_Problem to solve_:
Repeat the listing in full. Nothing may be added or left out.

_Task material_:

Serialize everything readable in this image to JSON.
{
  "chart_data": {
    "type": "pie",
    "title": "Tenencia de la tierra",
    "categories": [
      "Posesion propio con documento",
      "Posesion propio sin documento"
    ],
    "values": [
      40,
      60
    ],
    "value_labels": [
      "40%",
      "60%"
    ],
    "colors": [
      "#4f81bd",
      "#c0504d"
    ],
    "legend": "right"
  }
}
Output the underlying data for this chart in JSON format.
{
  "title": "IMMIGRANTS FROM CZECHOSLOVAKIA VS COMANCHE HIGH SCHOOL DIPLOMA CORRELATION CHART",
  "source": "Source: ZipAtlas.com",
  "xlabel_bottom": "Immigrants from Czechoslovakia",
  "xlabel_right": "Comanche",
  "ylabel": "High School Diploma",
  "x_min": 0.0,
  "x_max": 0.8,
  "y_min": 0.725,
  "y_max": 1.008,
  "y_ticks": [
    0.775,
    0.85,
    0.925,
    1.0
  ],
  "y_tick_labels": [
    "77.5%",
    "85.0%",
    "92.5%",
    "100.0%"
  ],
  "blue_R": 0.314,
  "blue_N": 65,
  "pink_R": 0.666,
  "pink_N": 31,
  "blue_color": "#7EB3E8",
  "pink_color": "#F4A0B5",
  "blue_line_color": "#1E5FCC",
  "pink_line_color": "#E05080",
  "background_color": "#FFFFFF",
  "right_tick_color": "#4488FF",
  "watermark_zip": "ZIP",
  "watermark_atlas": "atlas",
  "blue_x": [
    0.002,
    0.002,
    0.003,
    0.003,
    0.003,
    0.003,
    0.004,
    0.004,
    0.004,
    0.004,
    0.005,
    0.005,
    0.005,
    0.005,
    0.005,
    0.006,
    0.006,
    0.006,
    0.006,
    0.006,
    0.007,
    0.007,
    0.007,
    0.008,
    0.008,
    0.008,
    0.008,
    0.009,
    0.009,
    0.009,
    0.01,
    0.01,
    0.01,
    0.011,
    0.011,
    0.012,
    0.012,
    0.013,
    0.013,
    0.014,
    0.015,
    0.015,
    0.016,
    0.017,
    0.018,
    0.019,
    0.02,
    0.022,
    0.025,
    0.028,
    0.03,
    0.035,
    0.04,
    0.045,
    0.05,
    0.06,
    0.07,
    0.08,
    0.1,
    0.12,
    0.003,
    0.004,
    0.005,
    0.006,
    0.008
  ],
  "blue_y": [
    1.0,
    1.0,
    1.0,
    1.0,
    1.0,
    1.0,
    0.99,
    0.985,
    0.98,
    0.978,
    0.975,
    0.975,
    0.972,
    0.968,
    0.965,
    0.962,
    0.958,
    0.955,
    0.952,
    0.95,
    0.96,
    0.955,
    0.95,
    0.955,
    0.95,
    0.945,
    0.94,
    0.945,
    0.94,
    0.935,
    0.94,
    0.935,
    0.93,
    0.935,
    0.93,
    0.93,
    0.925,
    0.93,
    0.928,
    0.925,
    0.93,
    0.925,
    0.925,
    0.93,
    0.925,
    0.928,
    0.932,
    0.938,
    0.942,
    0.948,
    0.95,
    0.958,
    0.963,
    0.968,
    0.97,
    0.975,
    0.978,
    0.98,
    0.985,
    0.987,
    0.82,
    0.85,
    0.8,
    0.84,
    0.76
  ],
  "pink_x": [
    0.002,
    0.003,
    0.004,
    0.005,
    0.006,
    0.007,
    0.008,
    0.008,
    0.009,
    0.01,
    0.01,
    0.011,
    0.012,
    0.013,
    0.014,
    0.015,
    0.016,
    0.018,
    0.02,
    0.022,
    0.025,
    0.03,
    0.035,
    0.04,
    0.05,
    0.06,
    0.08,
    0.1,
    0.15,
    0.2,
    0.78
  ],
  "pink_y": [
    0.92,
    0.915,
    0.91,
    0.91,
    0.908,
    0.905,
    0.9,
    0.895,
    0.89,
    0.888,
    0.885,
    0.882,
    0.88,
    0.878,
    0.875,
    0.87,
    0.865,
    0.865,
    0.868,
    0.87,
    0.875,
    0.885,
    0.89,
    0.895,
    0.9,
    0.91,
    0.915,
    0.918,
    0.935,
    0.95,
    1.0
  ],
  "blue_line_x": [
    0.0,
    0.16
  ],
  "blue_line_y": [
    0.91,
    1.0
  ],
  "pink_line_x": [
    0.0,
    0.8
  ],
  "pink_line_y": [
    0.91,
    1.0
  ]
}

_Solution for this problem_:
Serialize everything readable in this image to JSON.
{
  "chart_data": {
    "type": "pie",
    "title": "Tenencia de la tierra",
    "categories": [
      "Posesion propio con documento",
      "Posesion propio sin documento"
    ],
    "values": [
      40,
      60
    ],
    "value_labels": [
      "40%",
      "60%"
    ],
    "colors": [
      "#4f81bd",
      "#c0504d"
    ],
    "legend": "right"
  }
}
Output the underlying data for this chart in JSON format.
{
  "title": "IMMIGRANTS FROM CZECHOSLOVAKIA VS COMANCHE HIGH SCHOOL DIPLOMA CORRELATION CHART",
  "source": "Source: ZipAtlas.com",
  "xlabel_bottom": "Immigrants from Czechoslovakia",
  "xlabel_right": "Comanche",
  "ylabel": "High School Diploma",
  "x_min": 0.0,
  "x_max": 0.8,
  "y_min": 0.725,
  "y_max": 1.008,
  "y_ticks": [
    0.775,
    0.85,
    0.925,
    1.0
  ],
  "y_tick_labels": [
    "77.5%",
    "85.0%",
    "92.5%",
    "100.0%"
  ],
  "blue_R": 0.314,
  "blue_N": 65,
  "pink_R": 0.666,
  "pink_N": 31,
  "blue_color": "#7EB3E8",
  "pink_color": "#F4A0B5",
  "blue_line_color": "#1E5FCC",
  "pink_line_color": "#E05080",
  "background_color": "#FFFFFF",
  "right_tick_color": "#4488FF",
  "watermark_zip": "ZIP",
  "watermark_atlas": "atlas",
  "blue_x": [
    0.002,
    0.002,
    0.003,
    0.003,
    0.003,
    0.003,
    0.004,
    0.004,
    0.004,
    0.004,
    0.005,
    0.005,
    0.005,
    0.005,
    0.005,
    0.006,
    0.006,
    0.006,
    0.006,
    0.006,
    0.007,
    0.007,
    0.007,
    0.008,
    0.008,
    0.008,
    0.008,
    0.009,
    0.009,
    0.009,
    0.01,
    0.01,
    0.01,
    0.011,
    0.011,
    0.012,
    0.012,
    0.013,
    0.013,
    0.014,
    0.015,
    0.015,
    0.016,
    0.017,
    0.018,
    0.019,
    0.02,
    0.022,
    0.025,
    0.028,
    0.03,
    0.035,
    0.04,
    0.045,
    0.05,
    0.06,
    0.07,
    0.08,
    0.1,
    0.12,
    0.003,
    0.004,
    0.005,
    0.006,
    0.008
  ],
  "blue_y": [
    1.0,
    1.0,
    1.0,
    1.0,
    1.0,
    1.0,
    0.99,
    0.985,
    0.98,
    0.978,
    0.975,
    0.975,
    0.972,
    0.968,
    0.965,
    0.962,
    0.958,
    0.955,
    0.952,
    0.95,
    0.96,
    0.955,
    0.95,
    0.955,
    0.95,
    0.945,
    0.94,
    0.945,
    0.94,
    0.935,
    0.94,
    0.935,
    0.93,
    0.935,
    0.93,
    0.93,
    0.925,
    0.93,
    0.928,
    0.925,
    0.93,
    0.925,
    0.925,
    0.93,
    0.925,
    0.928,
    0.932,
    0.938,
    0.942,
    0.948,
    0.95,
    0.958,
    0.963,
    0.968,
    0.97,
    0.975,
    0.978,
    0.98,
    0.985,
    0.987,
    0.82,
    0.85,
    0.8,
    0.84,
    0.76
  ],
  "pink_x": [
    0.002,
    0.003,
    0.004,
    0.005,
    0.006,
    0.007,
    0.008,
    0.008,
    0.009,
    0.01,
    0.01,
    0.011,
    0.012,
    0.013,
    0.014,
    0.015,
    0.016,
    0.018,
    0.02,
    0.022,
    0.025,
    0.03,
    0.035,
    0.04,
    0.05,
    0.06,
    0.08,
    0.1,
    0.15,
    0.2,
    0.78
  ],
  "pink_y": [
    0.92,
    0.915,
    0.91,
    0.91,
    0.908,
    0.905,
    0.9,
    0.895,
    0.89,
    0.888,
    0.885,
    0.882,
    0.88,
    0.878,
    0.875,
    0.87,
    0.865,
    0.865,
    0.868,
    0.87,
    0.875,
    0.885,
    0.89,
    0.895,
    0.9,
    0.91,
    0.915,
    0.918,
    0.935,
    0.95,
    1.0
  ],
  "blue_line_x": [
    0.0,
    0.16
  ],
  "blue_line_y": [
    0.91,
    1.0
  ],
  "pink_line_x": [
    0.0,
    0.8
  ],
  "pink_line_y": [
    0.91,
    1.0
  ]
}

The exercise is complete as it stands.